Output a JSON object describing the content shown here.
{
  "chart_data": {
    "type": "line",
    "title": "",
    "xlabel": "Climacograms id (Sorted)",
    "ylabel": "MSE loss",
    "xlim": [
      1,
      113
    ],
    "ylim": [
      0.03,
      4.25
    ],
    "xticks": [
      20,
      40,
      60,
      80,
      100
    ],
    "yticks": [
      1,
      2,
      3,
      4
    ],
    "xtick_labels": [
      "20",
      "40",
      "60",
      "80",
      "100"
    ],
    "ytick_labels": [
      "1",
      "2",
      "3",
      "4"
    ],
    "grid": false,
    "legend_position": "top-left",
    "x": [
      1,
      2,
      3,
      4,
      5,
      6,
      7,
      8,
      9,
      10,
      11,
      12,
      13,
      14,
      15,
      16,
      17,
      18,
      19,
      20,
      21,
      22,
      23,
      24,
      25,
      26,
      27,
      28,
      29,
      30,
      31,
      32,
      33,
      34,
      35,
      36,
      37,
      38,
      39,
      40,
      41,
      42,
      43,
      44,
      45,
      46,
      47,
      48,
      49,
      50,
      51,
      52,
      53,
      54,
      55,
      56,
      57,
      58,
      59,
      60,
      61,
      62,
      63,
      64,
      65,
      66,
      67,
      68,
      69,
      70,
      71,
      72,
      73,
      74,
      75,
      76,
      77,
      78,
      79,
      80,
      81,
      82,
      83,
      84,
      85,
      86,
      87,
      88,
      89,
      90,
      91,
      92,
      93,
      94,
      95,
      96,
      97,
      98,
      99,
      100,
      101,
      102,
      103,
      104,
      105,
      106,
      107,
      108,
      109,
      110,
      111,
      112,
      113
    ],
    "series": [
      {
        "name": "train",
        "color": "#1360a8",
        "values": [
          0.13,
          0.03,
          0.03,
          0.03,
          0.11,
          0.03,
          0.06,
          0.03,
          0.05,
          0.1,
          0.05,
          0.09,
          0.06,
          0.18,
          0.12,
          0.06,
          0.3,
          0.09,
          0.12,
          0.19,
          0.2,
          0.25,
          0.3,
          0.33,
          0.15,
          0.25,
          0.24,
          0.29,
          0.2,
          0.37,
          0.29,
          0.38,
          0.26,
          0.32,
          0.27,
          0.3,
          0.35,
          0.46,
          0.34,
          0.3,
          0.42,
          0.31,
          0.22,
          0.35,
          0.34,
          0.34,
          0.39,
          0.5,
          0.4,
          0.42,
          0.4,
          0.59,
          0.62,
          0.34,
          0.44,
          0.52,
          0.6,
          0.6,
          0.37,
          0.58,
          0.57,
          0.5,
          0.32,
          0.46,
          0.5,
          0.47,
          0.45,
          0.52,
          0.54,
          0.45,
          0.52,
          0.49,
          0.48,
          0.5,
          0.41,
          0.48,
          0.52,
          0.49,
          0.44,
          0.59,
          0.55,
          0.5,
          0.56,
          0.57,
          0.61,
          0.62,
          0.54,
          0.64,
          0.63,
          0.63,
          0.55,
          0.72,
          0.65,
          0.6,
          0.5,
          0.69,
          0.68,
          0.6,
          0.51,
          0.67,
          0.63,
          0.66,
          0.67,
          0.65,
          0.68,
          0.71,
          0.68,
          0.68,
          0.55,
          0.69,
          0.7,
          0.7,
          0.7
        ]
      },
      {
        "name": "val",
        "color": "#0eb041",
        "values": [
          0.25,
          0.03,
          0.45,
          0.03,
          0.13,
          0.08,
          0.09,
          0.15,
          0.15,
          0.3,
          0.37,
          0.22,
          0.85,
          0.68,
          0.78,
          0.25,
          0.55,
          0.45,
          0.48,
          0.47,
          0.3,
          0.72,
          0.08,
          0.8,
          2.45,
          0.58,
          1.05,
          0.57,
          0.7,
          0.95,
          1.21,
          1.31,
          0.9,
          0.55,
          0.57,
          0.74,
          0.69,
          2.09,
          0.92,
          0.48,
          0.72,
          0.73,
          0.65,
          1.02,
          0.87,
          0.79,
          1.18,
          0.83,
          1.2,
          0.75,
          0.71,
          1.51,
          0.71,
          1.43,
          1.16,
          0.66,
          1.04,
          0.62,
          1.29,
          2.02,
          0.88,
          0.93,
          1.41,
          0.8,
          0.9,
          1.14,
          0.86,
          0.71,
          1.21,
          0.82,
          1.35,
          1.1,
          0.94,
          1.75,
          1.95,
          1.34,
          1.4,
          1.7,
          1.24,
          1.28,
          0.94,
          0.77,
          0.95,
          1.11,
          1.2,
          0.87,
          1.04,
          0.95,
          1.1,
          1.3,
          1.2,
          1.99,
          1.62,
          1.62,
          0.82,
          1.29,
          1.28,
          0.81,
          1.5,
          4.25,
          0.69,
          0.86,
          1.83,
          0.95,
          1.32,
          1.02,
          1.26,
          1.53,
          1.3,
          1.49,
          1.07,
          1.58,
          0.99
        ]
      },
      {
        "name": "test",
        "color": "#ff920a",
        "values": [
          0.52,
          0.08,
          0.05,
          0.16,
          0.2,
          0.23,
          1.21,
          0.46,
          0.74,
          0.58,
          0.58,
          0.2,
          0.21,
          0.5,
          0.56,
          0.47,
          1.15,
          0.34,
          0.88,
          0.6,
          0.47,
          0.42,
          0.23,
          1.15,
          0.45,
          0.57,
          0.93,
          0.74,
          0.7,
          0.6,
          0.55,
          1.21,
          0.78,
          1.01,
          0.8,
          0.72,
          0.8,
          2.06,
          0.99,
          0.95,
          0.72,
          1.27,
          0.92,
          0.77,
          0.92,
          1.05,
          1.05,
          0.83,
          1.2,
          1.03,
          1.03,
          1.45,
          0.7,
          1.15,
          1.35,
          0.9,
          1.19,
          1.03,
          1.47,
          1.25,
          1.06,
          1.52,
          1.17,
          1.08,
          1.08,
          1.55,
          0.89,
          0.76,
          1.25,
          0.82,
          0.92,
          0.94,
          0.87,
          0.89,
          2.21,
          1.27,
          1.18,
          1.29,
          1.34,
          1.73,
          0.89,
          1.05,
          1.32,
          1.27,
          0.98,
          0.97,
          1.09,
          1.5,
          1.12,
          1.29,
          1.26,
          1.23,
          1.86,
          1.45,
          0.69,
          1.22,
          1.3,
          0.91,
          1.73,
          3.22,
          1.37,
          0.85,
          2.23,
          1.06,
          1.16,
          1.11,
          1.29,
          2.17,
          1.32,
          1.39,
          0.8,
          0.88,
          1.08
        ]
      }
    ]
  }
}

####################

Restate the whole of the material exactly.

■ EXPECTED ANSWER
Output a JSON object describing the content shown here.
{
  "chart_data": {
    "type": "line",
    "title": "",
    "xlabel": "Climacograms id (Sorted)",
    "ylabel": "MSE loss",
    "xlim": [
      1,
      113
    ],
    "ylim": [
      0.03,
      4.25
    ],
    "xticks": [
      20,
      40,
      60,
      80,
      100
    ],
    "yticks": [
      1,
      2,
      3,
      4
    ],
    "xtick_labels": [
      "20",
      "40",
      "60",
      "80",
      "100"
    ],
    "ytick_labels": [
      "1",
      "2",
      "3",
      "4"
    ],
    "grid": false,
    "legend_position": "top-left",
    "x": [
      1,
      2,
      3,
      4,
      5,
      6,
      7,
      8,
      9,
      10,
      11,
      12,
      13,
      14,
      15,
      16,
      17,
      18,
      19,
      20,
      21,
      22,
      23,
      24,
      25,
      26,
      27,
      28,
      29,
      30,
      31,
      32,
      33,
      34,
      35,
      36,
      37,
      38,
      39,
      40,
      41,
      42,
      43,
      44,
      45,
      46,
      47,
      48,
      49,
      50,
      51,
      52,
      53,
      54,
      55,
      56,
      57,
      58,
      59,
      60,
      61,
      62,
      63,
      64,
      65,
      66,
      67,
      68,
      69,
      70,
      71,
      72,
      73,
      74,
      75,
      76,
      77,
      78,
      79,
      80,
      81,
      82,
      83,
      84,
      85,
      86,
      87,
      88,
      89,
      90,
      91,
      92,
      93,
      94,
      95,
      96,
      97,
      98,
      99,
      100,
      101,
      102,
      103,
      104,
      105,
      106,
      107,
      108,
      109,
      110,
      111,
      112,
      113
    ],
    "series": [
      {
        "name": "train",
        "color": "#1360a8",
        "values": [
          0.13,
          0.03,
          0.03,
          0.03,
          0.11,
          0.03,
          0.06,
          0.03,
          0.05,
          0.1,
          0.05,
          0.09,
          0.06,
          0.18,
          0.12,
          0.06,
          0.3,
          0.09,
          0.12,
          0.19,
          0.2,
          0.25,
          0.3,
          0.33,
          0.15,
          0.25,
          0.24,
          0.29,
          0.2,
          0.37,
          0.29,
          0.38,
          0.26,
          0.32,
          0.27,
          0.3,
          0.35,
          0.46,
          0.34,
          0.3,
          0.42,
          0.31,
          0.22,
          0.35,
          0.34,
          0.34,
          0.39,
          0.5,
          0.4,
          0.42,
          0.4,
          0.59,
          0.62,
          0.34,
          0.44,
          0.52,
          0.6,
          0.6,
          0.37,
          0.58,
          0.57,
          0.5,
          0.32,
          0.46,
          0.5,
          0.47,
          0.45,
          0.52,
          0.54,
          0.45,
          0.52,
          0.49,
          0.48,
          0.5,
          0.41,
          0.48,
          0.52,
          0.49,
          0.44,
          0.59,
          0.55,
          0.5,
          0.56,
          0.57,
          0.61,
          0.62,
          0.54,
          0.64,
          0.63,
          0.63,
          0.55,
          0.72,
          0.65,
          0.6,
          0.5,
          0.69,
          0.68,
          0.6,
          0.51,
          0.67,
          0.63,
          0.66,
          0.67,
          0.65,
          0.68,
          0.71,
          0.68,
          0.68,
          0.55,
          0.69,
          0.7,
          0.7,
          0.7
        ]
      },
      {
        "name": "val",
        "color": "#0eb041",
        "values": [
          0.25,
          0.03,
          0.45,
          0.03,
          0.13,
          0.08,
          0.09,
          0.15,
          0.15,
          0.3,
          0.37,
          0.22,
          0.85,
          0.68,
          0.78,
          0.25,
          0.55,
          0.45,
          0.48,
          0.47,
          0.3,
          0.72,
          0.08,
          0.8,
          2.45,
          0.58,
          1.05,
          0.57,
          0.7,
          0.95,
          1.21,
          1.31,
          0.9,
          0.55,
          0.57,
          0.74,
          0.69,
          2.09,
          0.92,
          0.48,
          0.72,
          0.73,
          0.65,
          1.02,
          0.87,
          0.79,
          1.18,
          0.83,
          1.2,
          0.75,
          0.71,
          1.51,
          0.71,
          1.43,
          1.16,
          0.66,
          1.04,
          0.62,
          1.29,
          2.02,
          0.88,
          0.93,
          1.41,
          0.8,
          0.9,
          1.14,
          0.86,
          0.71,
          1.21,
          0.82,
          1.35,
          1.1,
          0.94,
          1.75,
          1.95,
          1.34,
          1.4,
          1.7,
          1.24,
          1.28,
          0.94,
          0.77,
          0.95,
          1.11,
          1.2,
          0.87,
          1.04,
          0.95,
          1.1,
          1.3,
          1.2,
          1.99,
          1.62,
          1.62,
          0.82,
          1.29,
          1.28,
          0.81,
          1.5,
          4.25,
          0.69,
          0.86,
          1.83,
          0.95,
          1.32,
          1.02,
          1.26,
          1.53,
          1.3,
          1.49,
          1.07,
          1.58,
          0.99
        ]
      },
      {
        "name": "test",
        "color": "#ff920a",
        "values": [
          0.52,
          0.08,
          0.05,
          0.16,
          0.2,
          0.23,
          1.21,
          0.46,
          0.74,
          0.58,
          0.58,
          0.2,
          0.21,
          0.5,
          0.56,
          0.47,
          1.15,
          0.34,
          0.88,
          0.6,
          0.47,
          0.42,
          0.23,
          1.15,
          0.45,
          0.57,
          0.93,
          0.74,
          0.7,
          0.6,
          0.55,
          1.21,
          0.78,
          1.01,
          0.8,
          0.72,
          0.8,
          2.06,
          0.99,
          0.95,
          0.72,
          1.27,
          0.92,
          0.77,
          0.92,
          1.05,
          1.05,
          0.83,
          1.2,
          1.03,
          1.03,
          1.45,
          0.7,
          1.15,
          1.35,
          0.9,
          1.19,
          1.03,
          1.47,
          1.25,
          1.06,
          1.52,
          1.17,
          1.08,
          1.08,
          1.55,
          0.89,
          0.76,
          1.25,
          0.82,
          0.92,
          0.94,
          0.87,
          0.89,
          2.21,
          1.27,
          1.18,
          1.29,
          1.34,
          1.73,
          0.89,
          1.05,
          1.32,
          1.27,
          0.98,
          0.97,
          1.09,
          1.5,
          1.12,
          1.29,
          1.26,
          1.23,
          1.86,
          1.45,
          0.69,
          1.22,
          1.3,
          0.91,
          1.73,
          3.22,
          1.37,
          0.85,
          2.23,
          1.06,
          1.16,
          1.11,
          1.29,
          2.17,
          1.32,
          1.39,
          0.8,
          0.88,
          1.08
        ]
      }
    ]
  }
}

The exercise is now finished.